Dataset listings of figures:
═══

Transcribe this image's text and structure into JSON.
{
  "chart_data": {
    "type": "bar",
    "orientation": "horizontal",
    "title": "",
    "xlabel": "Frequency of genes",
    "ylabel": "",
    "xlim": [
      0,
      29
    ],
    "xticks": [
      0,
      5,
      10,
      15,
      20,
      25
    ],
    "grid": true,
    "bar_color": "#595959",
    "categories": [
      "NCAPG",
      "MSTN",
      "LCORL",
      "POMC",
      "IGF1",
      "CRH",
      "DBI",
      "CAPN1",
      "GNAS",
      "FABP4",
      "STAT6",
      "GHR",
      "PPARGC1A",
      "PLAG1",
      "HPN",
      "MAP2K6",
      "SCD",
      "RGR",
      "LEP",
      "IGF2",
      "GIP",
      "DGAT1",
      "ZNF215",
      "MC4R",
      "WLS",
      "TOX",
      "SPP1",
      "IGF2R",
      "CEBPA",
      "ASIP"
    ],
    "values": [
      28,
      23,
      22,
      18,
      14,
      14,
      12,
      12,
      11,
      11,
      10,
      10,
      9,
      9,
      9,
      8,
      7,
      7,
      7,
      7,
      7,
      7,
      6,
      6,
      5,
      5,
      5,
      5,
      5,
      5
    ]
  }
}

═══

> _Instructions to follow_
Give back each record, exactly as it reads.

> _Exercise response_
Transcribe this image's text and structure into JSON.
{
  "chart_data": {
    "type": "bar",
    "orientation": "horizontal",
    "title": "",
    "xlabel": "Frequency of genes",
    "ylabel": "",
    "xlim": [
      0,
      29
    ],
    "xticks": [
      0,
      5,
      10,
      15,
      20,
      25
    ],
    "grid": true,
    "bar_color": "#595959",
    "categories": [
      "NCAPG",
      "MSTN",
      "LCORL",
      "POMC",
      "IGF1",
      "CRH",
      "DBI",
      "CAPN1",
      "GNAS",
      "FABP4",
      "STAT6",
      "GHR",
      "PPARGC1A",
      "PLAG1",
      "HPN",
      "MAP2K6",
      "SCD",
      "RGR",
      "LEP",
      "IGF2",
      "GIP",
      "DGAT1",
      "ZNF215",
      "MC4R",
      "WLS",
      "TOX",
      "SPP1",
      "IGF2R",
      "CEBPA",
      "ASIP"
    ],
    "values": [
      28,
      23,
      22,
      18,
      14,
      14,
      12,
      12,
      11,
      11,
      10,
      10,
      9,
      9,
      9,
      8,
      7,
      7,
      7,
      7,
      7,
      7,
      6,
      6,
      5,
      5,
      5,
      5,
      5,
      5
    ]
  }
}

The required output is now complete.